Requirement:
Repeat the records verbatim and leave the pictures out of your copy.

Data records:
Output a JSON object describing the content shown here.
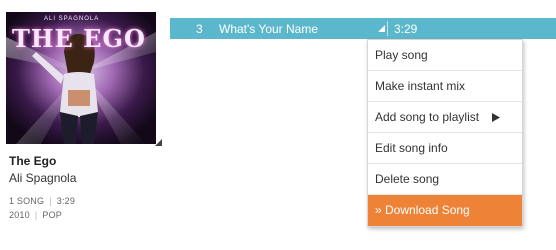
{
  "album": {
    "art_alt": "The Ego album cover",
    "art_text": "THE EGO",
    "art_small_text": "ALI SPAGNOLA",
    "title": "The Ego",
    "artist": "Ali Spagnola",
    "song_count": "1 SONG",
    "duration": "3:29",
    "year": "2010",
    "genre": "POP"
  },
  "track": {
    "number": "3",
    "name": "What's Your Name",
    "duration": "3:29"
  },
  "context_menu": {
    "items": [
      {
        "label": "Play song"
      },
      {
        "label": "Make instant mix"
      },
      {
        "label": "Add song to playlist"
      },
      {
        "label": "Edit song info"
      },
      {
        "label": "Delete song"
      },
      {
        "label": "» Download Song"
      }
    ]
  },
  "colors": {
    "track_row_bg": "#5bb8cc",
    "highlight_bg": "#ee8236",
    "text_dark": "#222222"
  },
  "icons": {
    "album_menu": "dropdown-triangle-icon",
    "track_menu": "dropdown-triangle-icon",
    "submenu": "submenu-arrow-icon"
  }
}
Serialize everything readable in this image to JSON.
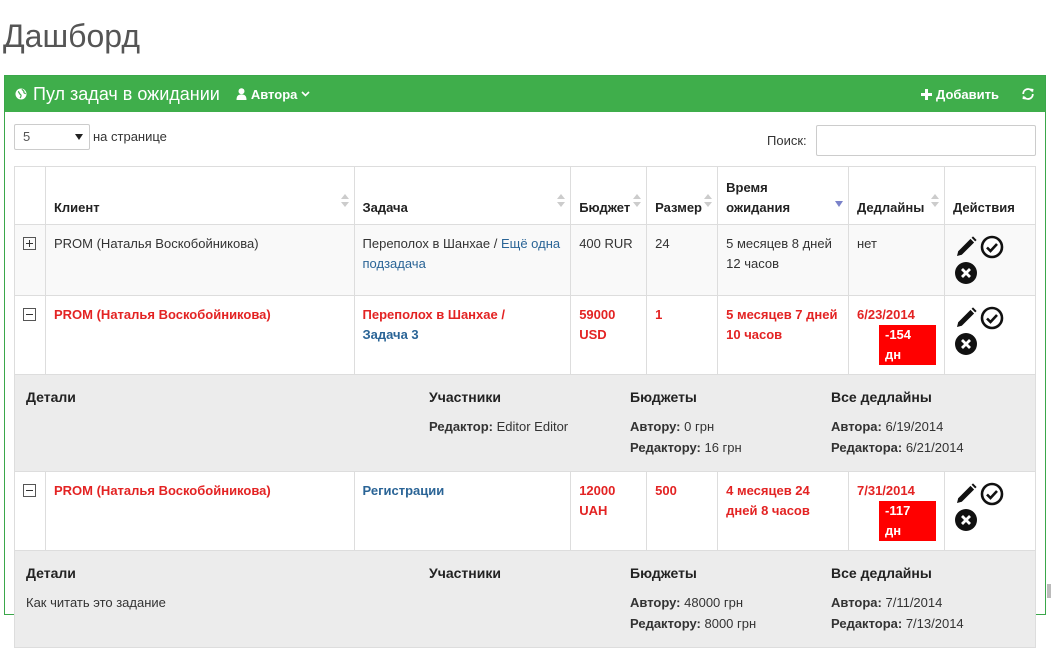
{
  "page": {
    "title": "Дашборд"
  },
  "panel": {
    "title": "Пул задач в ожидании",
    "user_filter": "Автора",
    "add_label": "Добавить",
    "accent": "#3fae4b"
  },
  "controls": {
    "page_length": "5",
    "page_length_label": "на странице",
    "search_label": "Поиск:",
    "search_value": ""
  },
  "table": {
    "headers": {
      "client": "Клиент",
      "task": "Задача",
      "budget": "Бюджет",
      "size": "Размер",
      "wait_line1": "Время",
      "wait_line2": "ожидания",
      "deadlines": "Дедлайны",
      "actions": "Действия"
    },
    "rows": [
      {
        "client": "PROM (Наталья Воскобойникова)",
        "task_prefix": "Переполох в Шанхае / ",
        "task_link": "Ещё одна подзадача",
        "budget": "400 RUR",
        "size": "24",
        "wait": "5 месяцев 8 дней 12 часов",
        "deadline": "нет"
      },
      {
        "client": "PROM (Наталья Воскобойникова)",
        "task_prefix": "Переполох в Шанхае /",
        "task_link": "Задача 3",
        "budget_line1": "59000",
        "budget_line2": "USD",
        "size": "1",
        "wait": "5 месяцев 7 дней 10 часов",
        "deadline": "6/23/2014",
        "overdue": "-154 дн",
        "details": {
          "h_details": "Детали",
          "h_participants": "Участники",
          "h_budgets": "Бюджеты",
          "h_deadlines": "Все дедлайны",
          "description": "",
          "editor_label": "Редактор:",
          "editor_value": "Editor Editor",
          "budget_author_label": "Автору:",
          "budget_author_value": "0 грн",
          "budget_editor_label": "Редактору:",
          "budget_editor_value": "16 грн",
          "deadline_author_label": "Автора:",
          "deadline_author_value": "6/19/2014",
          "deadline_editor_label": "Редактора:",
          "deadline_editor_value": "6/21/2014"
        }
      },
      {
        "client": "PROM (Наталья Воскобойникова)",
        "task_link": "Регистрации",
        "budget_line1": "12000",
        "budget_line2": "UAH",
        "size": "500",
        "wait": "4 месяцев 24 дней 8 часов",
        "deadline": "7/31/2014",
        "overdue": "-117 дн",
        "details": {
          "h_details": "Детали",
          "h_participants": "Участники",
          "h_budgets": "Бюджеты",
          "h_deadlines": "Все дедлайны",
          "description": "Как читать это задание",
          "budget_author_label": "Автору:",
          "budget_author_value": "48000 грн",
          "budget_editor_label": "Редактору:",
          "budget_editor_value": "8000 грн",
          "deadline_author_label": "Автора:",
          "deadline_author_value": "7/11/2014",
          "deadline_editor_label": "Редактора:",
          "deadline_editor_value": "7/13/2014"
        }
      }
    ]
  },
  "icons": {
    "globe": "globe-icon",
    "user": "user-icon",
    "plus": "plus-icon",
    "refresh": "refresh-icon",
    "edit": "pencil-icon",
    "approve": "check-circle-icon",
    "delete": "x-circle-icon"
  },
  "colors": {
    "overdue_badge": "#ff0000",
    "urgent_text": "#e32323",
    "link": "#2a6496"
  }
}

Expected answer:
Output a JSON object describing the content shown here.
{
  "album": {
    "art_alt": "The Ego album cover",
    "art_text": "THE EGO",
    "art_small_text": "ALI SPAGNOLA",
    "title": "The Ego",
    "artist": "Ali Spagnola",
    "song_count": "1 SONG",
    "duration": "3:29",
    "year": "2010",
    "genre": "POP"
  },
  "track": {
    "number": "3",
    "name": "What's Your Name",
    "duration": "3:29"
  },
  "context_menu": {
    "items": [
      {
        "label": "Play song"
      },
      {
        "label": "Make instant mix"
      },
      {
        "label": "Add song to playlist"
      },
      {
        "label": "Edit song info"
      },
      {
        "label": "Delete song"
      },
      {
        "label": "» Download Song"
      }
    ]
  },
  "colors": {
    "track_row_bg": "#5bb8cc",
    "highlight_bg": "#ee8236",
    "text_dark": "#222222"
  },
  "icons": {
    "album_menu": "dropdown-triangle-icon",
    "track_menu": "dropdown-triangle-icon",
    "submenu": "submenu-arrow-icon"
  }
}
Serialize everything readable in this image to JSON.
{
  "page": {
    "title": "Дашборд"
  },
  "panel": {
    "title": "Пул задач в ожидании",
    "user_filter": "Автора",
    "add_label": "Добавить",
    "accent": "#3fae4b"
  },
  "controls": {
    "page_length": "5",
    "page_length_label": "на странице",
    "search_label": "Поиск:",
    "search_value": ""
  },
  "table": {
    "headers": {
      "client": "Клиент",
      "task": "Задача",
      "budget": "Бюджет",
      "size": "Размер",
      "wait_line1": "Время",
      "wait_line2": "ожидания",
      "deadlines": "Дедлайны",
      "actions": "Действия"
    },
    "rows": [
      {
        "client": "PROM (Наталья Воскобойникова)",
        "task_prefix": "Переполох в Шанхае / ",
        "task_link": "Ещё одна подзадача",
        "budget": "400 RUR",
        "size": "24",
        "wait": "5 месяцев 8 дней 12 часов",
        "deadline": "нет"
      },
      {
        "client": "PROM (Наталья Воскобойникова)",
        "task_prefix": "Переполох в Шанхае /",
        "task_link": "Задача 3",
        "budget_line1": "59000",
        "budget_line2": "USD",
        "size": "1",
        "wait": "5 месяцев 7 дней 10 часов",
        "deadline": "6/23/2014",
        "overdue": "-154 дн",
        "details": {
          "h_details": "Детали",
          "h_participants": "Участники",
          "h_budgets": "Бюджеты",
          "h_deadlines": "Все дедлайны",
          "description": "",
          "editor_label": "Редактор:",
          "editor_value": "Editor Editor",
          "budget_author_label": "Автору:",
          "budget_author_value": "0 грн",
          "budget_editor_label": "Редактору:",
          "budget_editor_value": "16 грн",
          "deadline_author_label": "Автора:",
          "deadline_author_value": "6/19/2014",
          "deadline_editor_label": "Редактора:",
          "deadline_editor_value": "6/21/2014"
        }
      },
      {
        "client": "PROM (Наталья Воскобойникова)",
        "task_link": "Регистрации",
        "budget_line1": "12000",
        "budget_line2": "UAH",
        "size": "500",
        "wait": "4 месяцев 24 дней 8 часов",
        "deadline": "7/31/2014",
        "overdue": "-117 дн",
        "details": {
          "h_details": "Детали",
          "h_participants": "Участники",
          "h_budgets": "Бюджеты",
          "h_deadlines": "Все дедлайны",
          "description": "Как читать это задание",
          "budget_author_label": "Автору:",
          "budget_author_value": "48000 грн",
          "budget_editor_label": "Редактору:",
          "budget_editor_value": "8000 грн",
          "deadline_author_label": "Автора:",
          "deadline_author_value": "7/11/2014",
          "deadline_editor_label": "Редактора:",
          "deadline_editor_value": "7/13/2014"
        }
      }
    ]
  },
  "icons": {
    "globe": "globe-icon",
    "user": "user-icon",
    "plus": "plus-icon",
    "refresh": "refresh-icon",
    "edit": "pencil-icon",
    "approve": "check-circle-icon",
    "delete": "x-circle-icon"
  },
  "colors": {
    "overdue_badge": "#ff0000",
    "urgent_text": "#e32323",
    "link": "#2a6496"
  }
}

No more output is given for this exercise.